### The problem
Print out every record exactly as it appears.

◇ ◇ ◇ ◇ ◇

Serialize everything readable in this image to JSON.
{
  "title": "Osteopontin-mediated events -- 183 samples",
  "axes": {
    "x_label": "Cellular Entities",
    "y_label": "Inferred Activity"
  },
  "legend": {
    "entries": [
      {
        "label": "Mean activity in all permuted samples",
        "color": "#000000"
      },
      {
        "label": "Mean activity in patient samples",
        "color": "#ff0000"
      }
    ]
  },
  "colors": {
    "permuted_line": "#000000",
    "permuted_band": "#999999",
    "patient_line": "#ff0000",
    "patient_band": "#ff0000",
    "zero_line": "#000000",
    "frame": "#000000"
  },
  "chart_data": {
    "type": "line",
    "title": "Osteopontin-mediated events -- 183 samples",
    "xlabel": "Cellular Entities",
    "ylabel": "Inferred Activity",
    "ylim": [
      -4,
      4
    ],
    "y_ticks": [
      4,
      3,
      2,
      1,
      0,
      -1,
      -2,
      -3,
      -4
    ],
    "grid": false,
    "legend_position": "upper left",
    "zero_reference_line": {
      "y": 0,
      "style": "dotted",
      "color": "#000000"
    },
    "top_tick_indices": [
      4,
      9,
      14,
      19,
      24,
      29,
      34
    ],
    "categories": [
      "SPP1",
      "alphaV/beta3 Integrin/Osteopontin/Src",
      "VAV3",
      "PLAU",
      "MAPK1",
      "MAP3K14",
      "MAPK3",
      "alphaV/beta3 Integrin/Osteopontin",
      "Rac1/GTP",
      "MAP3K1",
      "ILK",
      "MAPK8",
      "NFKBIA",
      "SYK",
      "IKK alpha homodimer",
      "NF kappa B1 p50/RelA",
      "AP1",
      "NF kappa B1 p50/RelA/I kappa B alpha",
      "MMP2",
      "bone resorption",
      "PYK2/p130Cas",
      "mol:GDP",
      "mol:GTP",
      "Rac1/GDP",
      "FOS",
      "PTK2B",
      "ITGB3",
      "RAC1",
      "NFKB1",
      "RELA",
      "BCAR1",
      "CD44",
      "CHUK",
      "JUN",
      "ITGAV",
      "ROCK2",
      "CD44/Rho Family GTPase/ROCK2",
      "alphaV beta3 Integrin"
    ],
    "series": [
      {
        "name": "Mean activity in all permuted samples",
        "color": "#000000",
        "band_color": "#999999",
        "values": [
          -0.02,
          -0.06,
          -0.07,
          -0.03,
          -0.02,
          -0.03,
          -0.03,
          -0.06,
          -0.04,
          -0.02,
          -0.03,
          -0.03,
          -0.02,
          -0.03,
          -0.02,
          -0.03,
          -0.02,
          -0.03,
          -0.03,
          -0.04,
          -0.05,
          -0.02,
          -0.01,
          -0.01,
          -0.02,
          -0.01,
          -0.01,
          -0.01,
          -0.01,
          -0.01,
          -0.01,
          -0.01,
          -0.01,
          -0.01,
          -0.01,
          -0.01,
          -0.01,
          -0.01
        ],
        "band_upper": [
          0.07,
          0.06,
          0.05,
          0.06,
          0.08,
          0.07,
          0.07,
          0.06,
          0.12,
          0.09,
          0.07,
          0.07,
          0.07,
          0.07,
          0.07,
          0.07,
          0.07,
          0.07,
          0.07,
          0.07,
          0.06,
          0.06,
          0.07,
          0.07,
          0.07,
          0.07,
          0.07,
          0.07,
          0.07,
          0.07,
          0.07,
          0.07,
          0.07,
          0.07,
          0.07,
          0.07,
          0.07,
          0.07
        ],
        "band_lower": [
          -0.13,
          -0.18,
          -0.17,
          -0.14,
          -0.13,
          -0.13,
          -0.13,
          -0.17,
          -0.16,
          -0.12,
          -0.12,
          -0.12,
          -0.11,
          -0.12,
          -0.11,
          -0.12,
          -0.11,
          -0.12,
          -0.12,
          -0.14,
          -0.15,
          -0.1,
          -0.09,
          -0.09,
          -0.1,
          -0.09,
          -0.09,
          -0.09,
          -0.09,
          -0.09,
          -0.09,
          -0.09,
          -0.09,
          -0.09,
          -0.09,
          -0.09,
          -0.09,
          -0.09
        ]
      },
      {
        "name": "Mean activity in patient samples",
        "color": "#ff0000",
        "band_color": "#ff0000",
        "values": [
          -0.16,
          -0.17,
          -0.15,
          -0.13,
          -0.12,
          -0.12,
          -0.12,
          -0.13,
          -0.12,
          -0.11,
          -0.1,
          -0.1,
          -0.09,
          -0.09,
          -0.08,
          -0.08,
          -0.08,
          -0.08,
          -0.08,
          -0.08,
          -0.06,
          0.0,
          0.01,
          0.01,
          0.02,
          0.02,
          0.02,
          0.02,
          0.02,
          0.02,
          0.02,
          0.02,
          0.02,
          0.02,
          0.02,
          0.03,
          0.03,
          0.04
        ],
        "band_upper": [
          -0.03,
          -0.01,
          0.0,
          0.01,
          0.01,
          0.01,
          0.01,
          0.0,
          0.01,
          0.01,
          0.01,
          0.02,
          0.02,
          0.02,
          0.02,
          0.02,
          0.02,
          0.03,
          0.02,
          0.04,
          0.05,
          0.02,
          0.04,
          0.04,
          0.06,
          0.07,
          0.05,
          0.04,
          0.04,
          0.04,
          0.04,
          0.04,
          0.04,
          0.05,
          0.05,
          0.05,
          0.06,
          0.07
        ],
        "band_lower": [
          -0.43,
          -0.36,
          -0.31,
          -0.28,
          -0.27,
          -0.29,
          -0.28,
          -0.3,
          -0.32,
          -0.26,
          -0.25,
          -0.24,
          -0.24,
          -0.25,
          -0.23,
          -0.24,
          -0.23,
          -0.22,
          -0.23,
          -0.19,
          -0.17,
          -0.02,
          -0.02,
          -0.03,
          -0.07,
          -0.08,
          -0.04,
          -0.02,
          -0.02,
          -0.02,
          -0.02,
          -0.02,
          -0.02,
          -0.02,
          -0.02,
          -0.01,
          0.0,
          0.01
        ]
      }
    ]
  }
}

◇ ◇ ◇ ◇ ◇

### Result for this task
Serialize everything readable in this image to JSON.
{
  "title": "Osteopontin-mediated events -- 183 samples",
  "axes": {
    "x_label": "Cellular Entities",
    "y_label": "Inferred Activity"
  },
  "legend": {
    "entries": [
      {
        "label": "Mean activity in all permuted samples",
        "color": "#000000"
      },
      {
        "label": "Mean activity in patient samples",
        "color": "#ff0000"
      }
    ]
  },
  "colors": {
    "permuted_line": "#000000",
    "permuted_band": "#999999",
    "patient_line": "#ff0000",
    "patient_band": "#ff0000",
    "zero_line": "#000000",
    "frame": "#000000"
  },
  "chart_data": {
    "type": "line",
    "title": "Osteopontin-mediated events -- 183 samples",
    "xlabel": "Cellular Entities",
    "ylabel": "Inferred Activity",
    "ylim": [
      -4,
      4
    ],
    "y_ticks": [
      4,
      3,
      2,
      1,
      0,
      -1,
      -2,
      -3,
      -4
    ],
    "grid": false,
    "legend_position": "upper left",
    "zero_reference_line": {
      "y": 0,
      "style": "dotted",
      "color": "#000000"
    },
    "top_tick_indices": [
      4,
      9,
      14,
      19,
      24,
      29,
      34
    ],
    "categories": [
      "SPP1",
      "alphaV/beta3 Integrin/Osteopontin/Src",
      "VAV3",
      "PLAU",
      "MAPK1",
      "MAP3K14",
      "MAPK3",
      "alphaV/beta3 Integrin/Osteopontin",
      "Rac1/GTP",
      "MAP3K1",
      "ILK",
      "MAPK8",
      "NFKBIA",
      "SYK",
      "IKK alpha homodimer",
      "NF kappa B1 p50/RelA",
      "AP1",
      "NF kappa B1 p50/RelA/I kappa B alpha",
      "MMP2",
      "bone resorption",
      "PYK2/p130Cas",
      "mol:GDP",
      "mol:GTP",
      "Rac1/GDP",
      "FOS",
      "PTK2B",
      "ITGB3",
      "RAC1",
      "NFKB1",
      "RELA",
      "BCAR1",
      "CD44",
      "CHUK",
      "JUN",
      "ITGAV",
      "ROCK2",
      "CD44/Rho Family GTPase/ROCK2",
      "alphaV beta3 Integrin"
    ],
    "series": [
      {
        "name": "Mean activity in all permuted samples",
        "color": "#000000",
        "band_color": "#999999",
        "values": [
          -0.02,
          -0.06,
          -0.07,
          -0.03,
          -0.02,
          -0.03,
          -0.03,
          -0.06,
          -0.04,
          -0.02,
          -0.03,
          -0.03,
          -0.02,
          -0.03,
          -0.02,
          -0.03,
          -0.02,
          -0.03,
          -0.03,
          -0.04,
          -0.05,
          -0.02,
          -0.01,
          -0.01,
          -0.02,
          -0.01,
          -0.01,
          -0.01,
          -0.01,
          -0.01,
          -0.01,
          -0.01,
          -0.01,
          -0.01,
          -0.01,
          -0.01,
          -0.01,
          -0.01
        ],
        "band_upper": [
          0.07,
          0.06,
          0.05,
          0.06,
          0.08,
          0.07,
          0.07,
          0.06,
          0.12,
          0.09,
          0.07,
          0.07,
          0.07,
          0.07,
          0.07,
          0.07,
          0.07,
          0.07,
          0.07,
          0.07,
          0.06,
          0.06,
          0.07,
          0.07,
          0.07,
          0.07,
          0.07,
          0.07,
          0.07,
          0.07,
          0.07,
          0.07,
          0.07,
          0.07,
          0.07,
          0.07,
          0.07,
          0.07
        ],
        "band_lower": [
          -0.13,
          -0.18,
          -0.17,
          -0.14,
          -0.13,
          -0.13,
          -0.13,
          -0.17,
          -0.16,
          -0.12,
          -0.12,
          -0.12,
          -0.11,
          -0.12,
          -0.11,
          -0.12,
          -0.11,
          -0.12,
          -0.12,
          -0.14,
          -0.15,
          -0.1,
          -0.09,
          -0.09,
          -0.1,
          -0.09,
          -0.09,
          -0.09,
          -0.09,
          -0.09,
          -0.09,
          -0.09,
          -0.09,
          -0.09,
          -0.09,
          -0.09,
          -0.09,
          -0.09
        ]
      },
      {
        "name": "Mean activity in patient samples",
        "color": "#ff0000",
        "band_color": "#ff0000",
        "values": [
          -0.16,
          -0.17,
          -0.15,
          -0.13,
          -0.12,
          -0.12,
          -0.12,
          -0.13,
          -0.12,
          -0.11,
          -0.1,
          -0.1,
          -0.09,
          -0.09,
          -0.08,
          -0.08,
          -0.08,
          -0.08,
          -0.08,
          -0.08,
          -0.06,
          0.0,
          0.01,
          0.01,
          0.02,
          0.02,
          0.02,
          0.02,
          0.02,
          0.02,
          0.02,
          0.02,
          0.02,
          0.02,
          0.02,
          0.03,
          0.03,
          0.04
        ],
        "band_upper": [
          -0.03,
          -0.01,
          0.0,
          0.01,
          0.01,
          0.01,
          0.01,
          0.0,
          0.01,
          0.01,
          0.01,
          0.02,
          0.02,
          0.02,
          0.02,
          0.02,
          0.02,
          0.03,
          0.02,
          0.04,
          0.05,
          0.02,
          0.04,
          0.04,
          0.06,
          0.07,
          0.05,
          0.04,
          0.04,
          0.04,
          0.04,
          0.04,
          0.04,
          0.05,
          0.05,
          0.05,
          0.06,
          0.07
        ],
        "band_lower": [
          -0.43,
          -0.36,
          -0.31,
          -0.28,
          -0.27,
          -0.29,
          -0.28,
          -0.3,
          -0.32,
          -0.26,
          -0.25,
          -0.24,
          -0.24,
          -0.25,
          -0.23,
          -0.24,
          -0.23,
          -0.22,
          -0.23,
          -0.19,
          -0.17,
          -0.02,
          -0.02,
          -0.03,
          -0.07,
          -0.08,
          -0.04,
          -0.02,
          -0.02,
          -0.02,
          -0.02,
          -0.02,
          -0.02,
          -0.02,
          -0.02,
          -0.01,
          0.0,
          0.01
        ]
      }
    ]
  }
}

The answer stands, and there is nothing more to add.